## Exercise prompt
Return the count of lines that mention "verified", with no other words.
********
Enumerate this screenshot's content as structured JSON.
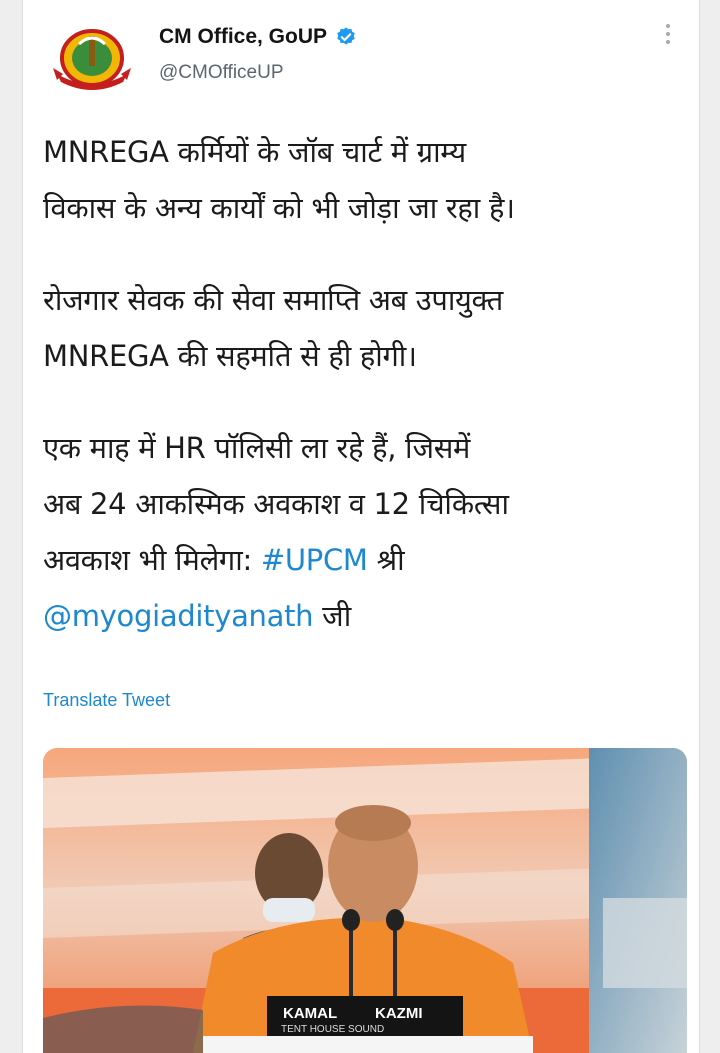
{
  "tweet": {
    "author": {
      "display_name": "CM Office, GoUP",
      "handle": "@CMOfficeUP"
    },
    "paragraph_1": {
      "line_1": "MNREGA कर्मियों के जॉब चार्ट में ग्राम्य",
      "line_2": "विकास के अन्य कार्यों को भी जोड़ा जा रहा है।"
    },
    "paragraph_2": {
      "line_1": "रोजगार सेवक की सेवा समाप्ति अब उपायुक्त",
      "line_2": "MNREGA की सहमति से ही होगी।"
    },
    "paragraph_3": {
      "line_1": "एक माह में HR पॉलिसी ला रहे हैं, जिसमें",
      "line_2": "अब 24 आकस्मिक अवकाश व 12 चिकित्सा",
      "line_3_text": "अवकाश भी मिलेगा: ",
      "hashtag": "#UPCM",
      "line_3_suffix": " श्री",
      "mention": "@myogiadityanath",
      "line_4_suffix": " जी"
    },
    "translate_label": "Translate Tweet",
    "media": {
      "podium_sign_1": "KAMAL",
      "podium_sign_2": "KAZMI",
      "podium_sign_3": "TENT HOUSE  SOUND"
    }
  },
  "colors": {
    "link": "#1d88cf",
    "verified": "#1d9bf0",
    "saffron": "#f08a2a"
  },
  "icons": [
    "government-emblem-icon",
    "verified-badge-icon",
    "more-options-icon"
  ]
}
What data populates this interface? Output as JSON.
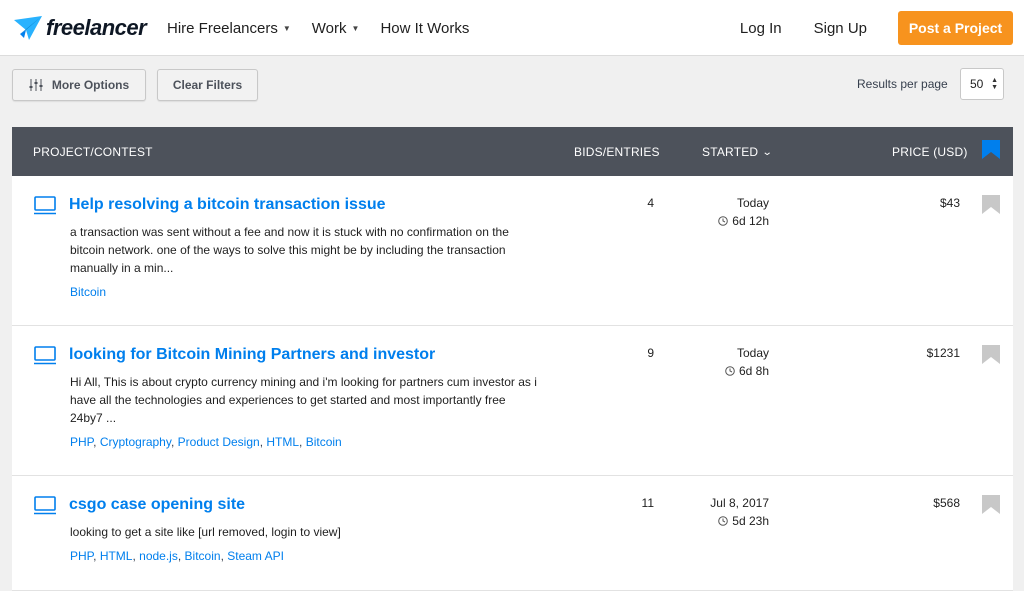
********
## Right answer
2